> [What you have to do] In the items below, give everything from the line containing "Output 55 of" down to the line containing "destination-label: SAGUNTO/ VALENCIA", both included, as a JSON list of strings with one string per line and no blank lines.
─── Listed records
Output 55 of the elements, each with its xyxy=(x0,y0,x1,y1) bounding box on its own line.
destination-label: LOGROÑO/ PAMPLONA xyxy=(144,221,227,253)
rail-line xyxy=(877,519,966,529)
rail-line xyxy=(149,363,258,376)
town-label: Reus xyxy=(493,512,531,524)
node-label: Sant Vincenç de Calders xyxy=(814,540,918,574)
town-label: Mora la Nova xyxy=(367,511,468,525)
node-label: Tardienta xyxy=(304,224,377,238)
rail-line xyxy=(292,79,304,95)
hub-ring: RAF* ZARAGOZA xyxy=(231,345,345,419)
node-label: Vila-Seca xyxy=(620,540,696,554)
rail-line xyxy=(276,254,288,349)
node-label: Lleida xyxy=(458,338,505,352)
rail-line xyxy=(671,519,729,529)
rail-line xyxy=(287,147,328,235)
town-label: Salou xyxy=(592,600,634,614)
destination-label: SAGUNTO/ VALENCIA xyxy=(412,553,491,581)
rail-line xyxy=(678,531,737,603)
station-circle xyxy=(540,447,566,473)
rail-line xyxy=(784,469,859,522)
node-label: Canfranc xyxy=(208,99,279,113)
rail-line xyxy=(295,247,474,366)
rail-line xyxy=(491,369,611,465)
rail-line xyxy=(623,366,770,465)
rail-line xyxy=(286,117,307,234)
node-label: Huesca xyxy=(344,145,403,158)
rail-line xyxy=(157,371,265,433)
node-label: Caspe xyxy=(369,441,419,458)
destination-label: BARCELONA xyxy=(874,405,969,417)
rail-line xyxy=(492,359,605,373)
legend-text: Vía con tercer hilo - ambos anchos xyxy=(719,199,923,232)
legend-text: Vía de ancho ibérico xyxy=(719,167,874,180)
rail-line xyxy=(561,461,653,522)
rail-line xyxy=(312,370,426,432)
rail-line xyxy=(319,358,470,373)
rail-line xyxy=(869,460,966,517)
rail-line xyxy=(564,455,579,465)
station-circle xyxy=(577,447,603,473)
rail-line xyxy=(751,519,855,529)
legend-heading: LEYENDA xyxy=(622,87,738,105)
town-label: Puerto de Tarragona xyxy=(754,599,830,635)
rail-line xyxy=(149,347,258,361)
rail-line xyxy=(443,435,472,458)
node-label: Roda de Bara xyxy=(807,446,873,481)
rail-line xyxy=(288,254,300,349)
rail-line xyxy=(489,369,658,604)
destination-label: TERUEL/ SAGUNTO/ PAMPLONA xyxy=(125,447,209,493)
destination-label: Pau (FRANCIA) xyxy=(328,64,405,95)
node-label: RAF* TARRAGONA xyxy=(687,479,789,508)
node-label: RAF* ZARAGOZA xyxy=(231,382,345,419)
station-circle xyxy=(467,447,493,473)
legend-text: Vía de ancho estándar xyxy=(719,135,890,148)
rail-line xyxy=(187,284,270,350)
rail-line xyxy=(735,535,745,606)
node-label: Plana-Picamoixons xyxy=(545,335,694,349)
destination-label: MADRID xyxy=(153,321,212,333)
──────
─── Listed records
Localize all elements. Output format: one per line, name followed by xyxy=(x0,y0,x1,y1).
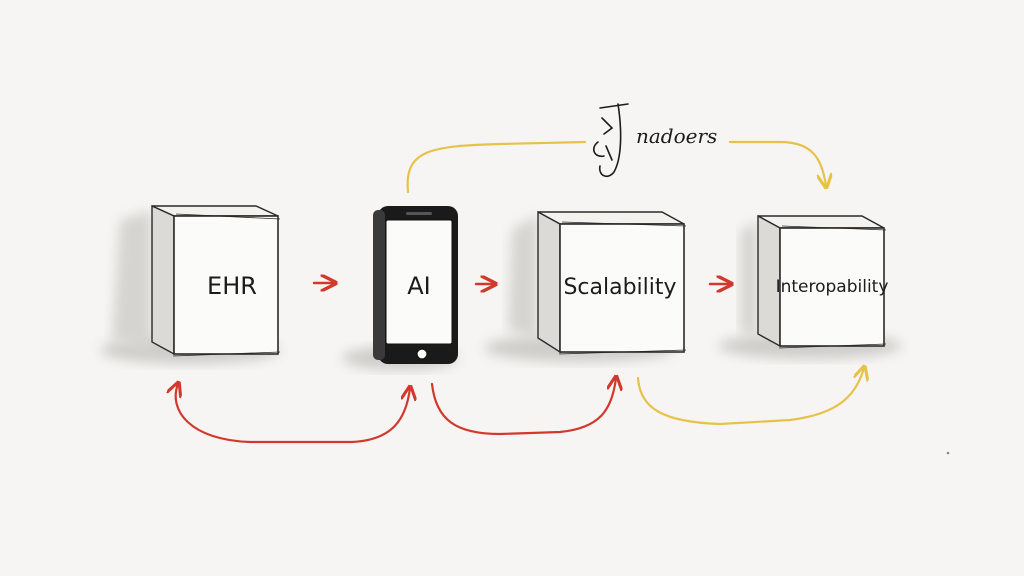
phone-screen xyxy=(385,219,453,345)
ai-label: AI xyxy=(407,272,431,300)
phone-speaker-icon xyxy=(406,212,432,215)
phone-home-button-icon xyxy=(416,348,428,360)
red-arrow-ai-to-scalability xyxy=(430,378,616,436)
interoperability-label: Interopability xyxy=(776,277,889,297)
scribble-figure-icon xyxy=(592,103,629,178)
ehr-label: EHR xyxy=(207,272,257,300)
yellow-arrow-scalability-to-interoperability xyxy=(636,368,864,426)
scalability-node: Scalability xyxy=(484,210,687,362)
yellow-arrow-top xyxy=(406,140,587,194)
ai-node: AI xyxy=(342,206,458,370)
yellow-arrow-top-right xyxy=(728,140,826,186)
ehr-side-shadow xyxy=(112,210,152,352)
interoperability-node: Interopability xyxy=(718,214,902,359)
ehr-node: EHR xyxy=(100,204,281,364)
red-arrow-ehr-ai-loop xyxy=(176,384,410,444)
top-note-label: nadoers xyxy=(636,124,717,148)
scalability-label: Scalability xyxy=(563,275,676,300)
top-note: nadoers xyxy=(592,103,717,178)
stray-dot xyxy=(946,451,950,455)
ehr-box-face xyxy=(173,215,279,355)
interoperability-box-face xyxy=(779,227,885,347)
──────
─── Listed records
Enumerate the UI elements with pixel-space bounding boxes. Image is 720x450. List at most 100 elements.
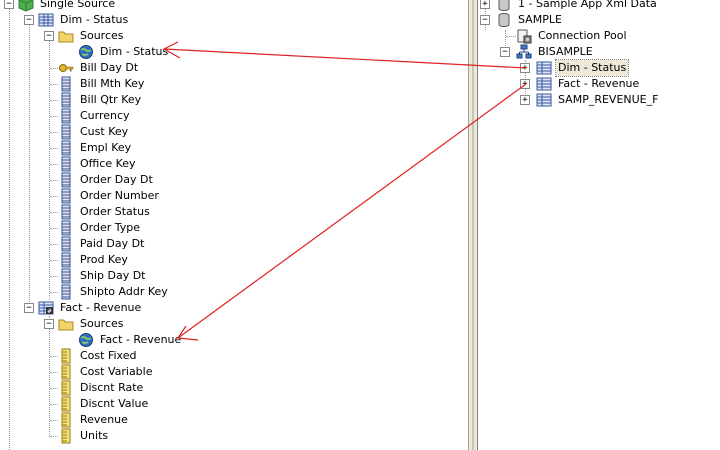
──────
> [Solution to this exercise]
[
  "Output 55 of the elements, each with its xyxy=(x0,y0,x1,y1) bounding box on its own line.",
  "destination-label: LOGROÑO/ PAMPLONA xyxy=(144,221,227,253)",
  "rail-line xyxy=(877,519,966,529)",
  "rail-line xyxy=(149,363,258,376)",
  "town-label: Reus xyxy=(493,512,531,524)",
  "node-label: Sant Vincenç de Calders xyxy=(814,540,918,574)",
  "town-label: Mora la Nova xyxy=(367,511,468,525)",
  "node-label: Tardienta xyxy=(304,224,377,238)",
  "rail-line xyxy=(292,79,304,95)",
  "hub-ring: RAF* ZARAGOZA xyxy=(231,345,345,419)",
  "node-label: Vila-Seca xyxy=(620,540,696,554)",
  "rail-line xyxy=(276,254,288,349)",
  "node-label: Lleida xyxy=(458,338,505,352)",
  "rail-line xyxy=(671,519,729,529)",
  "rail-line xyxy=(287,147,328,235)",
  "town-label: Salou xyxy=(592,600,634,614)",
  "destination-label: SAGUNTO/ VALENCIA xyxy=(412,553,491,581)"
]